### [Exercise details]
Where a line holds "фондов", copy it.

Data records
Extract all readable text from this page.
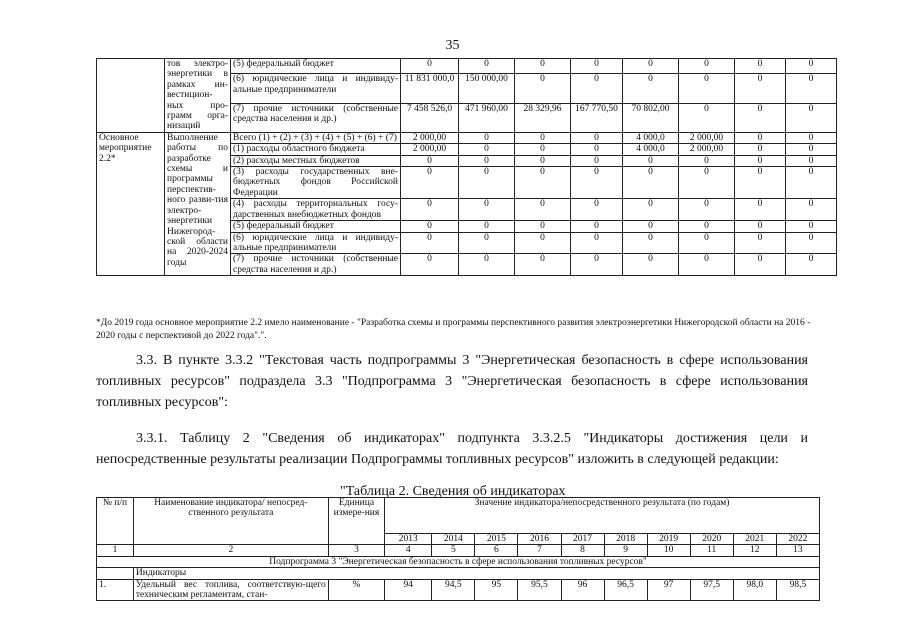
35
	тов электро-энергетики в рамках ин-вестицион-ных про-грамм орга-низаций	(5) федеральный бюджет	0	0	0	0	0	0	0	0
		(6) юридические лица и индивиду-альные предприниматели	11 831 000,0	150 000,00	0	0	0	0	0	0
		(7) прочие источники (собственные средства населения и др.)	7 458 526,0	471 960,00	28 329,96	167 770,50	70 802,00	0	0	0
Основное мероприятие 2.2*	Выполнение работы по разработке схемы и программы перспектив-ного разви-тия электро-энергетики Нижегород-ской области на 2020-2024 годы	Всего (1) + (2) + (3) + (4) + (5) + (6) + (7)	2 000,00	0	0	0	4 000,0	2 000,00	0	0
		(1) расходы областного бюджета	2 000,00	0	0	0	4 000,0	2 000,00	0	0
		(2) расходы местных бюджетов	0	0	0	0	0	0	0	0
		(3) расходы государственных вне-бюджетных фондов Российской Федерации	0	0	0	0	0	0	0	0
		(4) расходы территориальных госу-дарственных внебюджетных фондов	0	0	0	0	0	0	0	0
		(5) федеральный бюджет	0	0	0	0	0	0	0	0
		(6) юридические лица и индивиду-альные предприниматели	0	0	0	0	0	0	0	0
		(7) прочие источники (собственные средства населения и др.)	0	0	0	0	0	0	0	0
*До 2019 года основное мероприятие 2.2 имело наименование - "Разработка схемы и программы перспективного развития электроэнергетики Нижегородской области на 2016 - 2020 годы с перспективой до 2022 года".".
3.3. В пункте 3.3.2 "Текстовая часть подпрограммы 3 "Энергетическая безопасность в сфере использования топливных ресурсов" подраздела 3.3 "Подпрограмма 3 "Энергетическая безопасность в сфере использования топливных ресурсов":
3.3.1. Таблицу 2 "Сведения об индикаторах" подпункта 3.3.2.5 "Индикаторы достижения цели и непосредственные результаты реализации Подпрограммы топливных ресурсов" изложить в следующей редакции:
"Таблица 2. Сведения об индикаторах
№ п/п	Наименование индикатора/ непосред-ственного результата	Единица измере-ния	Значение индикатора/непосредственного результата (по годам)									
			2013	2014	2015	2016	2017	2018	2019	2020	2021	2022
1	2	3	4	5	6	7	8	9	10	11	12	13
Подпрограмма 3 "Энергетическая безопасность в сфере использования топливных ресурсов"												
	Индикаторы											
1.	Удельный вес топлива, соответствую-щего техническим регламентам, стан-	%	94	94,5	95	95,5	96	96,5	97	97,5	98,0	98,5
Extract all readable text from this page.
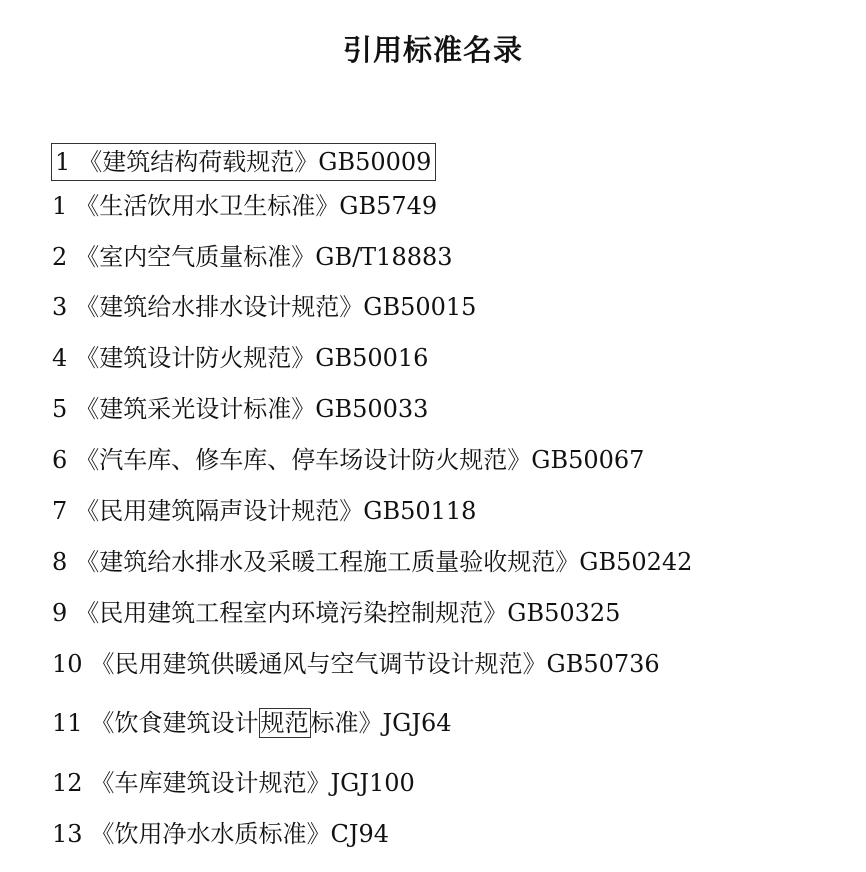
引用标准名录
1 《建筑结构荷载规范》GB50009
1 《生活饮用水卫生标准》GB5749
2 《室内空气质量标准》GB/T18883
3 《建筑给水排水设计规范》GB50015
4 《建筑设计防火规范》GB50016
5 《建筑采光设计标准》GB50033
6 《汽车库、修车库、停车场设计防火规范》GB50067
7 《民用建筑隔声设计规范》GB50118
8 《建筑给水排水及采暖工程施工质量验收规范》GB50242
9 《民用建筑工程室内环境污染控制规范》GB50325
10 《民用建筑供暖通风与空气调节设计规范》GB50736
11 《饮食建筑设计规范标准》JGJ64
12 《车库建筑设计规范》JGJ100
13 《饮用净水水质标准》CJ94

### [The solution]
		(3) расходы государственных вне-бюджетных фондов Российской Федерации	0	0	0	0	0	0	0	0
		(4) расходы территориальных госу-дарственных внебюджетных фондов	0	0	0	0	0	0	0	0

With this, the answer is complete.